» **Objetivo 1**: Indica si cada afirmación coincide con el fragmento sobre la intención y la oración. Responde sí o no y cita las palabras decisivas del fragmento: (a) vemos el tapiz solo por el reverso; (b) el fragmento se publicó el 13-II-2011; (c) el cuadro de Velázquez que se menciona está en el Museo del Prado.
» **Objetivo 2**: En el fragmento sobre la intención y la oración, ¿con qué tienen que ver los planes de Dios, en vez de con "intenciones" al margen de lo auténtico?
» **Objetivo 3**: Prosigue el fragmento sobre la intención y la oración desde su última frase.

» **Texto de origen**:

Abrirse a Dios y a sus intenciones

      Por este camino se abre también la persona a lo esencial, a Dios. Y ella misma, al hacerse permeable a Dios, se convierte en puerta por la que “irrumpe en el mundo el poder de Dios, y puede establecer verdad, orden y paz”.

     Pero, se pregunta Guardini, ¿acaso Dios no tiene sus “intenciones”, sus planes con los que gobierna el mundo en lo que llamamos su “providencia” (su propia agenda, como se dice ahora)?

      Cierto, responde. Pero eso no tiene que ver con “intenciones” que transcurran al margen de lo auténtico, sino con la sabiduría. Y la sabiduría lleva a todas las criaturas, según su condición (a la persona, respetando su libertad) hacia su perfección y en relación con las demás. Así se va construyendo un tapiz que nosotros sólo vemos por el reverso, como en un amasijo de hilos y colores. Pero un día, al fin del tiempo, en el juicio, veremos las figuras y los porqués.

      Por eso, cabría concluir, la autenticidad del cristianismo subraya la rectitud de la intención en todo: en las relaciones con los demás, en el trabajo y especialmente en relación a Dios. Cuando se actúa sólo “cara a Dios” se va consiguiendo la sencillez y la rectitud de la intención. Se busca servir a su gloria, es decir, que su amor se manifieste en todo lo que hacemos. Y nada más.


(publicado en  www.religionconfidencial.com, 13-II-2012)

lunes, 13 de febrero de 2012

Oración y "silencio de Dios"

Velázquez, Cristo crucificado (h. 1632)
Museo del Prado


Con frecuencia nos planteamos si Dios escucha realmente nuestra oración. O quizá lo dudamos sobre todo ante el sufrimiento: ¿cómo Dios puede permitirlo sin intervenir? El misterio del “silencio de Dios” se ilumina especialmente con la oración de Jesús ante su muerte. También esta oración nos enseña mucho sobre cómo debe ser nuestra propia oración.

» **Líneas proporcionadas**:
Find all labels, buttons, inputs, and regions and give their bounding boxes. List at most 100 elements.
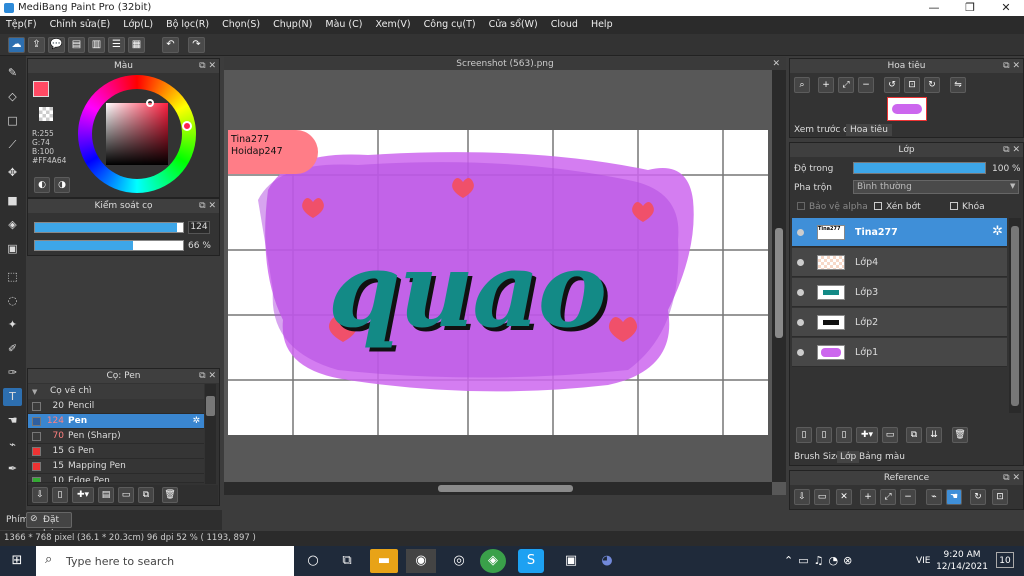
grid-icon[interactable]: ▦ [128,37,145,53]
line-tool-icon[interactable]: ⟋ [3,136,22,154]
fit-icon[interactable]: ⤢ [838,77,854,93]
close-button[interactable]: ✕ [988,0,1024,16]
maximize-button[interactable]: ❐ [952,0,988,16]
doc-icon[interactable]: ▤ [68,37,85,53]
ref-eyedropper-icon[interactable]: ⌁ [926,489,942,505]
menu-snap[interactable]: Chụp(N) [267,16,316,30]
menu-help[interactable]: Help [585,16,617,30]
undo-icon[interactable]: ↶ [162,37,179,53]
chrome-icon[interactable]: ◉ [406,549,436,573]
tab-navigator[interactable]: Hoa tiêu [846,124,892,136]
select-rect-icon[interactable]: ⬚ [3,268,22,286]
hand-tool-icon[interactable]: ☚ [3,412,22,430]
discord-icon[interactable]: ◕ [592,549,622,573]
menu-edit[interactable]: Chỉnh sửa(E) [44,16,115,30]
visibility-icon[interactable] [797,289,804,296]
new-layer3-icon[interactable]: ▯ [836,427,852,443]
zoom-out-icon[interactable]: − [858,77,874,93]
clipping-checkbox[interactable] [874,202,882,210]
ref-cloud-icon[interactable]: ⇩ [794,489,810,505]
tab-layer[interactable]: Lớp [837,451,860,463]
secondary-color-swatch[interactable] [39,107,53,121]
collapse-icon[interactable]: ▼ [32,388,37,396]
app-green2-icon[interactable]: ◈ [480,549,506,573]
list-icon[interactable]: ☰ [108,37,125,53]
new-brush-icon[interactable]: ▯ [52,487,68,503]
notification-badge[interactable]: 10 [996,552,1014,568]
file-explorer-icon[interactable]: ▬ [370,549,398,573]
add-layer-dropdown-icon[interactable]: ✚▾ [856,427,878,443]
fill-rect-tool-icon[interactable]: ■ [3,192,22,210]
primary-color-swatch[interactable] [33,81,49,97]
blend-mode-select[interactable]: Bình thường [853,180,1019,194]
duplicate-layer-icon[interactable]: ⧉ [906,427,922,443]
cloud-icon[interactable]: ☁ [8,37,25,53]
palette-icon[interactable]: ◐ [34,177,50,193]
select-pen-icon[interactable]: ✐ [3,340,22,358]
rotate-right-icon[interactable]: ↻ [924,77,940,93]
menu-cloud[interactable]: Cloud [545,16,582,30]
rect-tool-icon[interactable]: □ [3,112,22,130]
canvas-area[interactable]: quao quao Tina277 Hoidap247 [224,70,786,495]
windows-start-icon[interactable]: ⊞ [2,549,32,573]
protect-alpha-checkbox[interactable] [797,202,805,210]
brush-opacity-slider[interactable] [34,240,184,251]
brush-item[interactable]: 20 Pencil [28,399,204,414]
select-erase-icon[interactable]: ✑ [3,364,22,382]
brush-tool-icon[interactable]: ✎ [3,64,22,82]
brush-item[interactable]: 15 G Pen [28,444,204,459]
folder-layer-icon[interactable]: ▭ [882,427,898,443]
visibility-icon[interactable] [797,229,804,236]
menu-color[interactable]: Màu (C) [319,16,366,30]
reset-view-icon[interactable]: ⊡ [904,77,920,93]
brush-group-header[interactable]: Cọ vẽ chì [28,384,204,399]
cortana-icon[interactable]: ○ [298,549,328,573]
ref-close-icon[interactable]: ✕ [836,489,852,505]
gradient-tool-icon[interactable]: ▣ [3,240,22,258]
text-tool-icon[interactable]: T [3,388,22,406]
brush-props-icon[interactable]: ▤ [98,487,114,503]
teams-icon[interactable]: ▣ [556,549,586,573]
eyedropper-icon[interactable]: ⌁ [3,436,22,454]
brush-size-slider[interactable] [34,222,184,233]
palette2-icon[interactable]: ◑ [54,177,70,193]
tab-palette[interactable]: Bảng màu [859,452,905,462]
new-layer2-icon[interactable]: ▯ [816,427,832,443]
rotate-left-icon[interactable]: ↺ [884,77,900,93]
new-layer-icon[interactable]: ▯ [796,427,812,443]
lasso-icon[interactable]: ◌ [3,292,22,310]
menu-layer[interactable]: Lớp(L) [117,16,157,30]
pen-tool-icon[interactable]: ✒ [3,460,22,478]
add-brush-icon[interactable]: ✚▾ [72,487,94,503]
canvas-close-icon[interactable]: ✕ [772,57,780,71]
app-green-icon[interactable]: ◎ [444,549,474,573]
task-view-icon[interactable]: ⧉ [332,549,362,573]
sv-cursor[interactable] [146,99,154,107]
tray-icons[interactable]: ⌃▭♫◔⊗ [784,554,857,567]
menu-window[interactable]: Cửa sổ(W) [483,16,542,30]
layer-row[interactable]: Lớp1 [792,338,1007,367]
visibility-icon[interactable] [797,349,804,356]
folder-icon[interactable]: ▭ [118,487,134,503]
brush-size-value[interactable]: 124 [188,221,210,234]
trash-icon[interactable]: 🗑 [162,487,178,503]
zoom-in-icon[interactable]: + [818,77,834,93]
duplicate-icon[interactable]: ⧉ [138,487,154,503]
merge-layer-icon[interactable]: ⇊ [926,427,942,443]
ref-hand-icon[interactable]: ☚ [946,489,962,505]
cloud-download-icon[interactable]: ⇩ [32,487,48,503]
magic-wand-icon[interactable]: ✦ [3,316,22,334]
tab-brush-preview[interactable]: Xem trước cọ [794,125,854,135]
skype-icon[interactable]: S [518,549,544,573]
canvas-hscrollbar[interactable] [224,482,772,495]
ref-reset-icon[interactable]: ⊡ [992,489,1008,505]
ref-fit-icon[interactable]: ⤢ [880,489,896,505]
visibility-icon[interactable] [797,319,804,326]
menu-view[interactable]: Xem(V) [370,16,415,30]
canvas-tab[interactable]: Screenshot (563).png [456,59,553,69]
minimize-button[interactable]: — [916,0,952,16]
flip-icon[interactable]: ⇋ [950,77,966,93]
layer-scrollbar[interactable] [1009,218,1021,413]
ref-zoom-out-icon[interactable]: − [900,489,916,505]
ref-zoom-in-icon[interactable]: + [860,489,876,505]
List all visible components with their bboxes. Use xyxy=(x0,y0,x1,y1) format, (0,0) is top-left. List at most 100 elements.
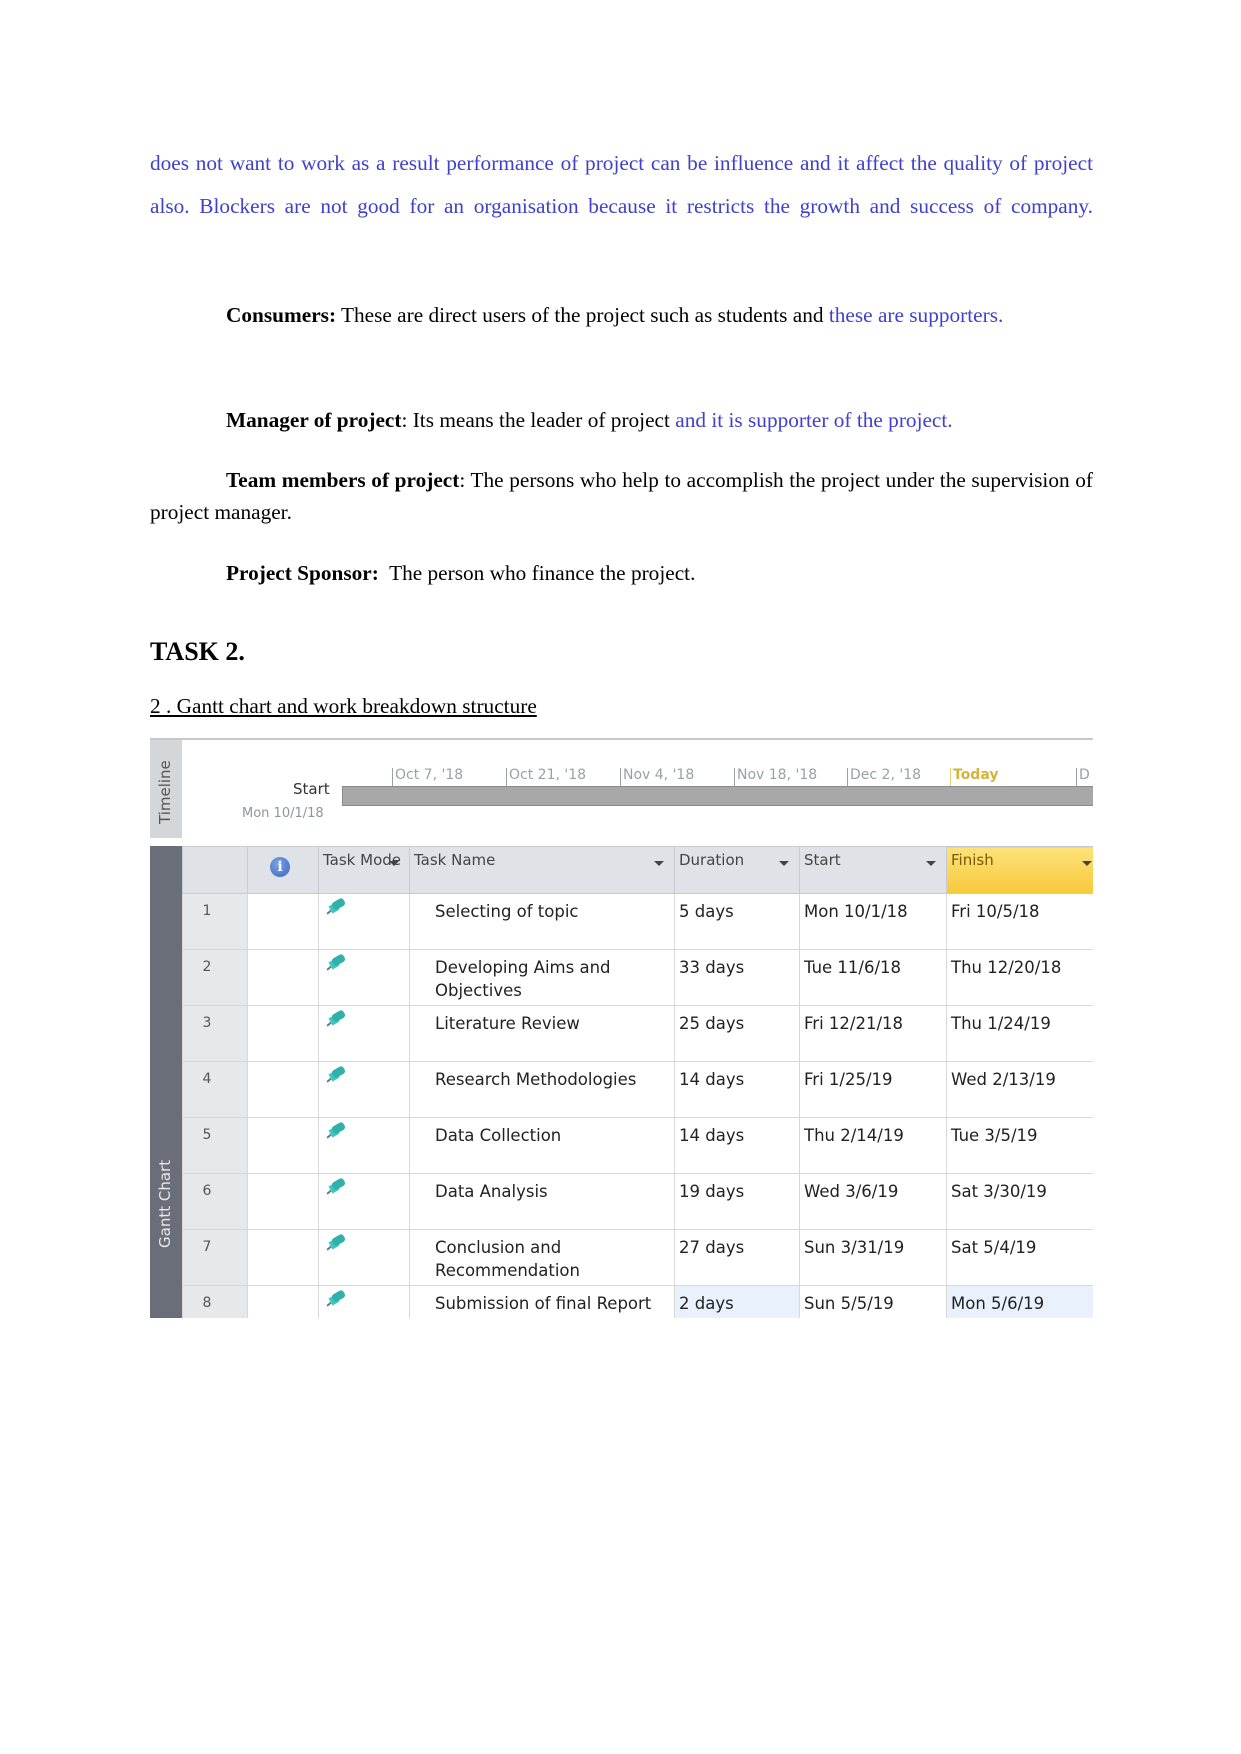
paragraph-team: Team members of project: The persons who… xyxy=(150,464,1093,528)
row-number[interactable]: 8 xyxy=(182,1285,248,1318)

» **Respuesta 1**:
(a) Sí: "Así se va construyendo un tapiz que nosotros sólo vemos por el reverso".
(b) No: "13-II-2012".
(c) Sí: "Museo del Prado".

» **Respuesta 2**: Con la sabiduría.

» **Respuesta 3**:
 La oración de Jesús sobre la Cruz
 
      Los evangelios de san Marcos y san Mateo recogen esa oración de Jesús poco antes de morir en la Cruz. Muestran sus palabras, en mezcla de hebreo y arameo, pronunciadas con desgarrado vigor: Eloì, Eloì, lemà sabactàni?, “Dios mío, Dios mío, ¿por qué me has abandonado?” (Mc 15, 34; cf. Mt 27, 46). Así, señala Benedicto XVI en su Audiencia general del 8-II-2012, podemos captar de algún modo el sonido de esa oración, junto con la actitud de quienes estaban presentes, que no la comprendieron (o no quisieron comprenderla). 

 
      En las tres primeras horas de Jesús sobre la Cruz se burlaron de él y le insultaron, tanto los que pasaban por allí, como los jefes de los sacerdotes y los escribas, como alguno de los que estaban con él crucificados. Las tres horas siguientes están dominadas por la oscuridad, que manifiesta la participación del cosmos en la muerte de Jesús.



La cercanía del Padre

      Dice el Papa que, ante los insultos que recibe y las tinieblas que se ciernen sobre él cuando se enfrenta a la muerte, “Jesús (…) con el grito de su oración muestra que, junto al peso del sufrimiento y de la muerte donde parece haber abandono, la ausencia de Dios, él tiene la plena certeza de la cercanía del Padre, que aprueba este acto de amor supremo, de donación total de sí mismo, aunque no se escuche, como en otros momentos, la voz de lo alto. (…) Pero la mirada de amor del Padre permanece fija sobre el don del amor del Hijo”. 

 
      Y se pregunta: ¿acaso en esa oración de Jesús no se manifiesta la duda sobre su misión, sobre la presencia del Padre, la conciencia de haber sido abandonado? Y responde que las palabras que Jesús dirige al Padre son el comienzo del Salmo 22, donde el salmista manifiesta también la conciencia cierta de la presencia de Dios en medio de su pueblo: “Dios mío, te invoco de día y no escuchas; de noche, y no encuentro descanso. Pero tú eres el Santo, sentado entre las alabanzas de Israel” (vv. 3-4). 



Dios siempre escucha

      Como en las catequesis anteriores, a partir de la oración de Jesús, Benedicto XVI extrae consecuencias para nuestra oración: “Ante las situaciones más difíciles y dolorosas, cuando parece que Dios no escucha, no debemos temer confiarle a él el peso que llevamos en nuestro corazón, no debemos tener miedo de gritarle nuestro sufrimiento; debemos estar convencidos de que Dios está cerca, aunque en apariencia calle”.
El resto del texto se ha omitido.